====== Excerpted records ======

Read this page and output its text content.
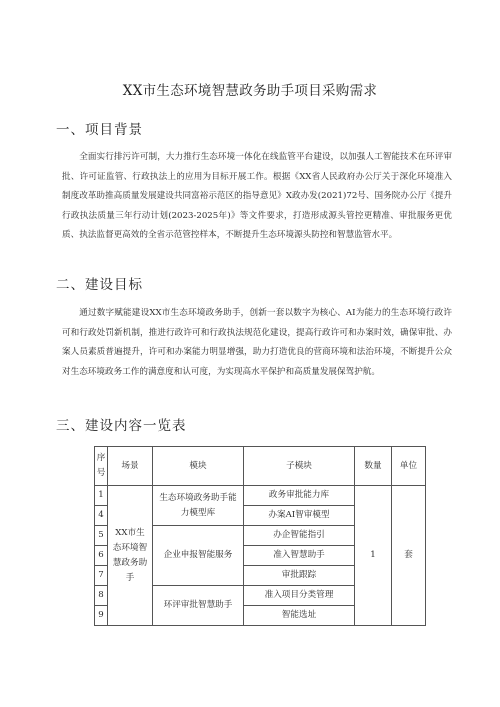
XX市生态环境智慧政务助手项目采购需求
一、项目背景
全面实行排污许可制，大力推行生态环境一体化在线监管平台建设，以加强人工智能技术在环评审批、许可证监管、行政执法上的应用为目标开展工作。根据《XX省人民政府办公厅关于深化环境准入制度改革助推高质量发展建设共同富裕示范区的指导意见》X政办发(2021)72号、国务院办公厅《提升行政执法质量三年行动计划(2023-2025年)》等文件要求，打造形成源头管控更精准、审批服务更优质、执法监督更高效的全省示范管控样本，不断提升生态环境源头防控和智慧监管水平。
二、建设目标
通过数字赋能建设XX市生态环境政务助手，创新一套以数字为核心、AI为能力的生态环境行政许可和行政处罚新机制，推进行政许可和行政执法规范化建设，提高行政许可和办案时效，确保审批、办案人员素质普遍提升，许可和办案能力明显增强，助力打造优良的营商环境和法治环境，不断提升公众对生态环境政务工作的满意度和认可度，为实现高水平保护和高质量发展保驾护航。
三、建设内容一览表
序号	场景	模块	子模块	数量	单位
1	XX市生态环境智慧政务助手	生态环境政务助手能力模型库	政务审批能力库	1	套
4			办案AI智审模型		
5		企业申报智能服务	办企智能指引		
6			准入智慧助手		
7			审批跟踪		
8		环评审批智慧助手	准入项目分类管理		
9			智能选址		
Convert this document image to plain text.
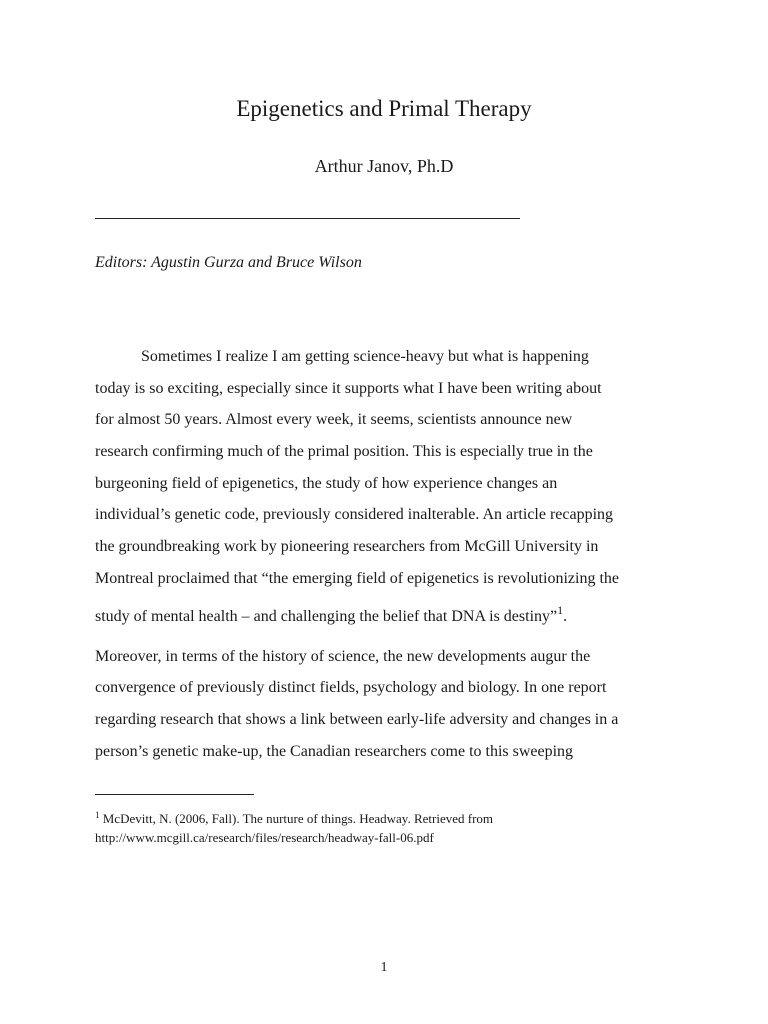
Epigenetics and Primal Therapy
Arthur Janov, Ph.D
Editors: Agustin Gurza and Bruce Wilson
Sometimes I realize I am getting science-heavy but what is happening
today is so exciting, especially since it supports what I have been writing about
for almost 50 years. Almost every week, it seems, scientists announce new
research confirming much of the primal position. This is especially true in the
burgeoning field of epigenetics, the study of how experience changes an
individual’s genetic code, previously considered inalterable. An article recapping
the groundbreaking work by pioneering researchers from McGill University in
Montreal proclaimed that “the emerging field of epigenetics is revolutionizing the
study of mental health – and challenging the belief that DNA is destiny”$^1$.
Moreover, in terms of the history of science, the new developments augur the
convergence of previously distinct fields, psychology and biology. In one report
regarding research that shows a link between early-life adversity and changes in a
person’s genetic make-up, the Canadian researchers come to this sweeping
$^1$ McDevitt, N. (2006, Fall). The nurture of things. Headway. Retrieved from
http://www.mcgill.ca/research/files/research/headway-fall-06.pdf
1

======

Written problem:
Each line that holds the word "especially" should be extracted from the records.

Written solution:
today is so exciting, especially since it supports what I have been writing about
research confirming much of the primal position. This is especially true in the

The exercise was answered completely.